WORK TO COMPLETE: State how many lines of the entries hold the string "name", and output nothing but that count.

ITEMS:
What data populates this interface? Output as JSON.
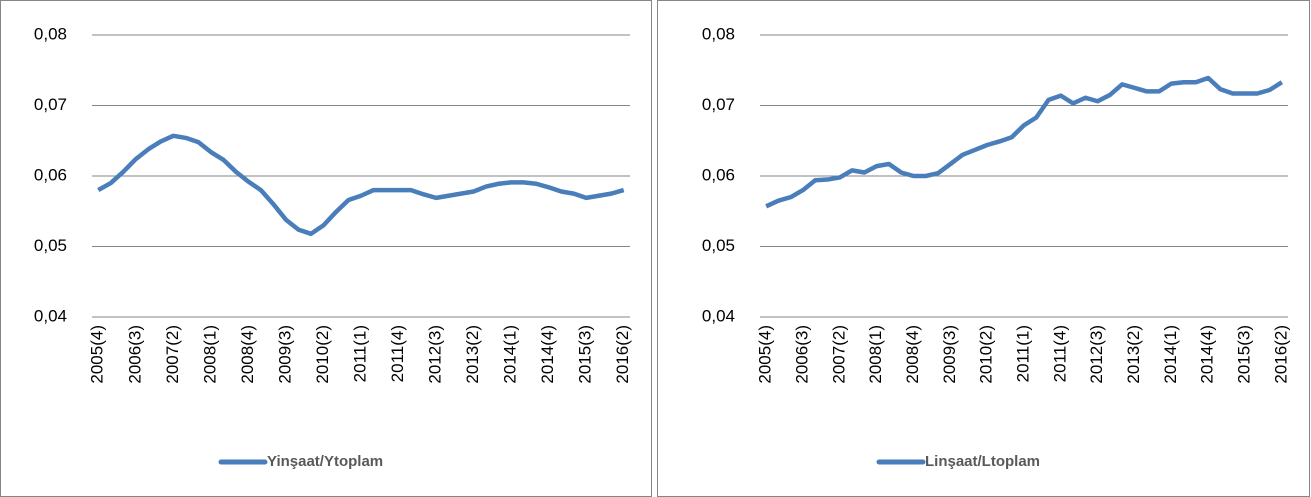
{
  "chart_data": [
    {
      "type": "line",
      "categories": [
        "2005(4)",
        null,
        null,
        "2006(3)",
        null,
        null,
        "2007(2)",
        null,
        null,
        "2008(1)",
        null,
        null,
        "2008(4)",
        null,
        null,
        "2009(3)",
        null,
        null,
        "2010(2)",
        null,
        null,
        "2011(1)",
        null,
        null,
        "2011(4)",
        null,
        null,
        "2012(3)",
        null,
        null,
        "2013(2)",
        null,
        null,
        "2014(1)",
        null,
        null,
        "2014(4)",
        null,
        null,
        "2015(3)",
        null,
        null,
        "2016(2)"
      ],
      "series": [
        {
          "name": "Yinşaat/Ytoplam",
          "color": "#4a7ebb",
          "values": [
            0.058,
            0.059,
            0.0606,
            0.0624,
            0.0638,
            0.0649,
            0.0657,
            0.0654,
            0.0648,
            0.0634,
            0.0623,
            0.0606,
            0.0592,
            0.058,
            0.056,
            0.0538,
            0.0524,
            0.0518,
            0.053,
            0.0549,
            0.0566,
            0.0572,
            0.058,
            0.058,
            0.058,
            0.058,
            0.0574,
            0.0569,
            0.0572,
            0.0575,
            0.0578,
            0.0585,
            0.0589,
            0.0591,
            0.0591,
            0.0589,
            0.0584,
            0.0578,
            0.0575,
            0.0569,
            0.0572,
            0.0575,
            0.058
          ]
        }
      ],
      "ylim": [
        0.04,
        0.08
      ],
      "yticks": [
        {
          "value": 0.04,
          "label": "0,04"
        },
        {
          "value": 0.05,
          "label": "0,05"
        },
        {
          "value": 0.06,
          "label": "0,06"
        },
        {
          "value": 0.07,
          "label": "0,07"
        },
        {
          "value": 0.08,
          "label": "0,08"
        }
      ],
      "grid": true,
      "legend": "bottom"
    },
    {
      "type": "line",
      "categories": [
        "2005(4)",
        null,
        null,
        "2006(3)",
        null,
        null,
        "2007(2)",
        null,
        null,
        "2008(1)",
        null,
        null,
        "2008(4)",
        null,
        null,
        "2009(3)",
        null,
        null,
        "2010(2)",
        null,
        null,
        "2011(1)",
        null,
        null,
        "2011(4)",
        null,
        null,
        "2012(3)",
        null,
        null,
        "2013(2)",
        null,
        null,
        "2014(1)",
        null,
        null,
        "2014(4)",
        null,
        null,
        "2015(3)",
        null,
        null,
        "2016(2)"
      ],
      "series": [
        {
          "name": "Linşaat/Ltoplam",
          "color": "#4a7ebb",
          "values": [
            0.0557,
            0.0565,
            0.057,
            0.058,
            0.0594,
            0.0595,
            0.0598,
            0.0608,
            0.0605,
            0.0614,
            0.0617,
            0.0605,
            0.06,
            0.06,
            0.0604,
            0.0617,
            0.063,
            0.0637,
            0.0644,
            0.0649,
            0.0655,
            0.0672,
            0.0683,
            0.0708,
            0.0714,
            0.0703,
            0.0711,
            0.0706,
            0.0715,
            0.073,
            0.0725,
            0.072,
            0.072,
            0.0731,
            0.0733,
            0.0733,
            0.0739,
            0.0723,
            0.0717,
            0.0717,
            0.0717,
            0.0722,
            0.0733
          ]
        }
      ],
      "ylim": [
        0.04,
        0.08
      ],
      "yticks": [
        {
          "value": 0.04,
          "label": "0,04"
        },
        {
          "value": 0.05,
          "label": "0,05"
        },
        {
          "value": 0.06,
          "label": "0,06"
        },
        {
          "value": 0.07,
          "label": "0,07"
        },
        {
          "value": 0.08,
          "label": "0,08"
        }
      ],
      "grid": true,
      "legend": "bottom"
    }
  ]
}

---

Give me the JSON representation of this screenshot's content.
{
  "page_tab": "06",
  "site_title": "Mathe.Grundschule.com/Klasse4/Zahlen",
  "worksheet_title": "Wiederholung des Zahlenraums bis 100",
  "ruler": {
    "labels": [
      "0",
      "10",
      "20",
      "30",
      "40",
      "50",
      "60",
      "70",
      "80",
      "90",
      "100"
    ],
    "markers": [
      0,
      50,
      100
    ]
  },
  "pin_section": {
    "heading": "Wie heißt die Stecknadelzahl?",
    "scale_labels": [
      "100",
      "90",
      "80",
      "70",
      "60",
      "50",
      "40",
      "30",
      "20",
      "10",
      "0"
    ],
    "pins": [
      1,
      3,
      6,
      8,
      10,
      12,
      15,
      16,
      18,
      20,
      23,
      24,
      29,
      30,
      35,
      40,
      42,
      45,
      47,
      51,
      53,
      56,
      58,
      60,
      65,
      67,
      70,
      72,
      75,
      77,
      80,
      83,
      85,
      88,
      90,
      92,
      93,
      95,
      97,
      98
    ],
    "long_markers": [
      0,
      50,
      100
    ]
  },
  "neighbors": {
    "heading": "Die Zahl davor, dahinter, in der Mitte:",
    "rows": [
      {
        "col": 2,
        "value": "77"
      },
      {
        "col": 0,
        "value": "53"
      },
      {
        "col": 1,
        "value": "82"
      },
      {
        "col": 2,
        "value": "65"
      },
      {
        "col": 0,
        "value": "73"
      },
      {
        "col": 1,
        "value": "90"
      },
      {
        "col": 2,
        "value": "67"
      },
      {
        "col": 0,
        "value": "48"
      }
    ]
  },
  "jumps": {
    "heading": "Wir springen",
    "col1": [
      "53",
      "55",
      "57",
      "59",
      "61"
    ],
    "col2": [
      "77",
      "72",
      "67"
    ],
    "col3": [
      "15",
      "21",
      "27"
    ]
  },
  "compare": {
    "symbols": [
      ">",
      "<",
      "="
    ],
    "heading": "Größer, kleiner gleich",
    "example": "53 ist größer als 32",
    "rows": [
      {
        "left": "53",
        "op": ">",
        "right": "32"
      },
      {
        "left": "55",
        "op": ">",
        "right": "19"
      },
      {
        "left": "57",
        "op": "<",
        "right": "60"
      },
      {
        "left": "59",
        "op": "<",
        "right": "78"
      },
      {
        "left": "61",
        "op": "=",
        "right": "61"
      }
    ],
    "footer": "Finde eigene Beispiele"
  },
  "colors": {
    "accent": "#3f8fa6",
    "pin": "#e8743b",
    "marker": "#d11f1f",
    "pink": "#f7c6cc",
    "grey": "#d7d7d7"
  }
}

RESPONSE: 2